• _Records for processing_:
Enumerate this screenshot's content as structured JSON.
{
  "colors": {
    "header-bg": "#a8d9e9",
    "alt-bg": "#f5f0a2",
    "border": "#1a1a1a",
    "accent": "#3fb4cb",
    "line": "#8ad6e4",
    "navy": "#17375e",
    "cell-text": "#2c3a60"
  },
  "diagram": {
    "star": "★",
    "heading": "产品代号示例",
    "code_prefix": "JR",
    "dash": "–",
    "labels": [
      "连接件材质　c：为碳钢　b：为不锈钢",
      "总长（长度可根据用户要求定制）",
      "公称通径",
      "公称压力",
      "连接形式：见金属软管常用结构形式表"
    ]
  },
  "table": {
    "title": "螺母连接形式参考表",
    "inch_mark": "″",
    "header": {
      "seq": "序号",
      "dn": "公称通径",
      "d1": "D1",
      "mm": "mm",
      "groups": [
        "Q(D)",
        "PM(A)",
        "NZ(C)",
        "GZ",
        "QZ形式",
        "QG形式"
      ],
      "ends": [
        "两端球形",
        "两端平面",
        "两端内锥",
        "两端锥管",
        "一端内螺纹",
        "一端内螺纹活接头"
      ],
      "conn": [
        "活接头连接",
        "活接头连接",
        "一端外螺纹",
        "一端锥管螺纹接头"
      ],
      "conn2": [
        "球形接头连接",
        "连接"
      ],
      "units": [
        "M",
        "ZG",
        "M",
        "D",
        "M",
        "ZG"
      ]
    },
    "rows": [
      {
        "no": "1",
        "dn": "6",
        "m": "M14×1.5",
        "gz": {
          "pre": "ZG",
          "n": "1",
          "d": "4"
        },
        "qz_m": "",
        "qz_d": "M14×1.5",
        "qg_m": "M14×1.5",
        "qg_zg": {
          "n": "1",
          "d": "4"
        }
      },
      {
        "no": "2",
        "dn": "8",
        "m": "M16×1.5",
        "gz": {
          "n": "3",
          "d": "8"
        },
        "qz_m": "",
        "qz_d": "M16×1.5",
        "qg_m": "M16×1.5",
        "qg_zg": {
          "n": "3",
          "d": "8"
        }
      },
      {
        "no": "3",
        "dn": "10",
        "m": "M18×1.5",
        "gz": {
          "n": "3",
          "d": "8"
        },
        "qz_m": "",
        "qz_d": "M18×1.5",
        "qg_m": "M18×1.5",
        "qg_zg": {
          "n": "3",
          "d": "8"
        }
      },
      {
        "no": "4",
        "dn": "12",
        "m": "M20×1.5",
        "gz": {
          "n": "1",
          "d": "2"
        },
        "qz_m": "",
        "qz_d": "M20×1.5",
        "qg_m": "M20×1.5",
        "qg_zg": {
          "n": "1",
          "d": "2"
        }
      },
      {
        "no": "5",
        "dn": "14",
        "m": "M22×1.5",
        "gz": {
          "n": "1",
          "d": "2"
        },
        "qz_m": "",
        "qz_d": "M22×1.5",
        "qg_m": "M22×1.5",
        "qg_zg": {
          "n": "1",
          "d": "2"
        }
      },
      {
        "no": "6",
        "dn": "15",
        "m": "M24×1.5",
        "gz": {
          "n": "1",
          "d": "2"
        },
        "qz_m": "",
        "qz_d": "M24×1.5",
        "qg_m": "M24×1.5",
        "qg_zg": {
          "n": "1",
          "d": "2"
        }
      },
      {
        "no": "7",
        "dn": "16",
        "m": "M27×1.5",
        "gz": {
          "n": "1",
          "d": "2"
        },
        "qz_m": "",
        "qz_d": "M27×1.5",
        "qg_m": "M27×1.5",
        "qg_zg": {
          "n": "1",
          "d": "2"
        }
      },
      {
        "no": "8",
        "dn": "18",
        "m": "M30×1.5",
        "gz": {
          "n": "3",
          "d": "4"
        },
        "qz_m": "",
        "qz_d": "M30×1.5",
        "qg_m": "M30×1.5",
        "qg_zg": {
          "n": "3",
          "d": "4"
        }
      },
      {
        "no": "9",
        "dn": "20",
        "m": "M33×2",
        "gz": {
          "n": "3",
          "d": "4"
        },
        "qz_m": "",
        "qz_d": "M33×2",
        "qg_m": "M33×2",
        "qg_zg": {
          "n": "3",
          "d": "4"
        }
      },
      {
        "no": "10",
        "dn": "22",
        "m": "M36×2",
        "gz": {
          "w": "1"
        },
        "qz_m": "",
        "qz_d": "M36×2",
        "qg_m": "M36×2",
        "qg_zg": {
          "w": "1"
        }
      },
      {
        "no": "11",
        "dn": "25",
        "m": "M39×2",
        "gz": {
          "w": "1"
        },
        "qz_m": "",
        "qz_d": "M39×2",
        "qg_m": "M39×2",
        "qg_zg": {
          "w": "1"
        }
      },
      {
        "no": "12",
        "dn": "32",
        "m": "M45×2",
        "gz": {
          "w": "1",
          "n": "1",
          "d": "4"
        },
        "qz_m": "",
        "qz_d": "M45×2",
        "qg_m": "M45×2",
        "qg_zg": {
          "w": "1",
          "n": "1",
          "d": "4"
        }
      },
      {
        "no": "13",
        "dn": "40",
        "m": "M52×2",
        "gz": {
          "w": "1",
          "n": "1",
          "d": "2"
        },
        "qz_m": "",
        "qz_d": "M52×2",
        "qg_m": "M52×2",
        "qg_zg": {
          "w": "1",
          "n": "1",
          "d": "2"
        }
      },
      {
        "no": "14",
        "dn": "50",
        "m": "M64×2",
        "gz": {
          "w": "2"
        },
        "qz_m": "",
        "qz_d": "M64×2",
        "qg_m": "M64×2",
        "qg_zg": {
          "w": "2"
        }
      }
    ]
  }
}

• _Task prompt_: Write out all of the records once more, exactly.

• _Exercise response_:
Enumerate this screenshot's content as structured JSON.
{
  "colors": {
    "header-bg": "#a8d9e9",
    "alt-bg": "#f5f0a2",
    "border": "#1a1a1a",
    "accent": "#3fb4cb",
    "line": "#8ad6e4",
    "navy": "#17375e",
    "cell-text": "#2c3a60"
  },
  "diagram": {
    "star": "★",
    "heading": "产品代号示例",
    "code_prefix": "JR",
    "dash": "–",
    "labels": [
      "连接件材质　c：为碳钢　b：为不锈钢",
      "总长（长度可根据用户要求定制）",
      "公称通径",
      "公称压力",
      "连接形式：见金属软管常用结构形式表"
    ]
  },
  "table": {
    "title": "螺母连接形式参考表",
    "inch_mark": "″",
    "header": {
      "seq": "序号",
      "dn": "公称通径",
      "d1": "D1",
      "mm": "mm",
      "groups": [
        "Q(D)",
        "PM(A)",
        "NZ(C)",
        "GZ",
        "QZ形式",
        "QG形式"
      ],
      "ends": [
        "两端球形",
        "两端平面",
        "两端内锥",
        "两端锥管",
        "一端内螺纹",
        "一端内螺纹活接头"
      ],
      "conn": [
        "活接头连接",
        "活接头连接",
        "一端外螺纹",
        "一端锥管螺纹接头"
      ],
      "conn2": [
        "球形接头连接",
        "连接"
      ],
      "units": [
        "M",
        "ZG",
        "M",
        "D",
        "M",
        "ZG"
      ]
    },
    "rows": [
      {
        "no": "1",
        "dn": "6",
        "m": "M14×1.5",
        "gz": {
          "pre": "ZG",
          "n": "1",
          "d": "4"
        },
        "qz_m": "",
        "qz_d": "M14×1.5",
        "qg_m": "M14×1.5",
        "qg_zg": {
          "n": "1",
          "d": "4"
        }
      },
      {
        "no": "2",
        "dn": "8",
        "m": "M16×1.5",
        "gz": {
          "n": "3",
          "d": "8"
        },
        "qz_m": "",
        "qz_d": "M16×1.5",
        "qg_m": "M16×1.5",
        "qg_zg": {
          "n": "3",
          "d": "8"
        }
      },
      {
        "no": "3",
        "dn": "10",
        "m": "M18×1.5",
        "gz": {
          "n": "3",
          "d": "8"
        },
        "qz_m": "",
        "qz_d": "M18×1.5",
        "qg_m": "M18×1.5",
        "qg_zg": {
          "n": "3",
          "d": "8"
        }
      },
      {
        "no": "4",
        "dn": "12",
        "m": "M20×1.5",
        "gz": {
          "n": "1",
          "d": "2"
        },
        "qz_m": "",
        "qz_d": "M20×1.5",
        "qg_m": "M20×1.5",
        "qg_zg": {
          "n": "1",
          "d": "2"
        }
      },
      {
        "no": "5",
        "dn": "14",
        "m": "M22×1.5",
        "gz": {
          "n": "1",
          "d": "2"
        },
        "qz_m": "",
        "qz_d": "M22×1.5",
        "qg_m": "M22×1.5",
        "qg_zg": {
          "n": "1",
          "d": "2"
        }
      },
      {
        "no": "6",
        "dn": "15",
        "m": "M24×1.5",
        "gz": {
          "n": "1",
          "d": "2"
        },
        "qz_m": "",
        "qz_d": "M24×1.5",
        "qg_m": "M24×1.5",
        "qg_zg": {
          "n": "1",
          "d": "2"
        }
      },
      {
        "no": "7",
        "dn": "16",
        "m": "M27×1.5",
        "gz": {
          "n": "1",
          "d": "2"
        },
        "qz_m": "",
        "qz_d": "M27×1.5",
        "qg_m": "M27×1.5",
        "qg_zg": {
          "n": "1",
          "d": "2"
        }
      },
      {
        "no": "8",
        "dn": "18",
        "m": "M30×1.5",
        "gz": {
          "n": "3",
          "d": "4"
        },
        "qz_m": "",
        "qz_d": "M30×1.5",
        "qg_m": "M30×1.5",
        "qg_zg": {
          "n": "3",
          "d": "4"
        }
      },
      {
        "no": "9",
        "dn": "20",
        "m": "M33×2",
        "gz": {
          "n": "3",
          "d": "4"
        },
        "qz_m": "",
        "qz_d": "M33×2",
        "qg_m": "M33×2",
        "qg_zg": {
          "n": "3",
          "d": "4"
        }
      },
      {
        "no": "10",
        "dn": "22",
        "m": "M36×2",
        "gz": {
          "w": "1"
        },
        "qz_m": "",
        "qz_d": "M36×2",
        "qg_m": "M36×2",
        "qg_zg": {
          "w": "1"
        }
      },
      {
        "no": "11",
        "dn": "25",
        "m": "M39×2",
        "gz": {
          "w": "1"
        },
        "qz_m": "",
        "qz_d": "M39×2",
        "qg_m": "M39×2",
        "qg_zg": {
          "w": "1"
        }
      },
      {
        "no": "12",
        "dn": "32",
        "m": "M45×2",
        "gz": {
          "w": "1",
          "n": "1",
          "d": "4"
        },
        "qz_m": "",
        "qz_d": "M45×2",
        "qg_m": "M45×2",
        "qg_zg": {
          "w": "1",
          "n": "1",
          "d": "4"
        }
      },
      {
        "no": "13",
        "dn": "40",
        "m": "M52×2",
        "gz": {
          "w": "1",
          "n": "1",
          "d": "2"
        },
        "qz_m": "",
        "qz_d": "M52×2",
        "qg_m": "M52×2",
        "qg_zg": {
          "w": "1",
          "n": "1",
          "d": "2"
        }
      },
      {
        "no": "14",
        "dn": "50",
        "m": "M64×2",
        "gz": {
          "w": "2"
        },
        "qz_m": "",
        "qz_d": "M64×2",
        "qg_m": "M64×2",
        "qg_zg": {
          "w": "2"
        }
      }
    ]
  }
}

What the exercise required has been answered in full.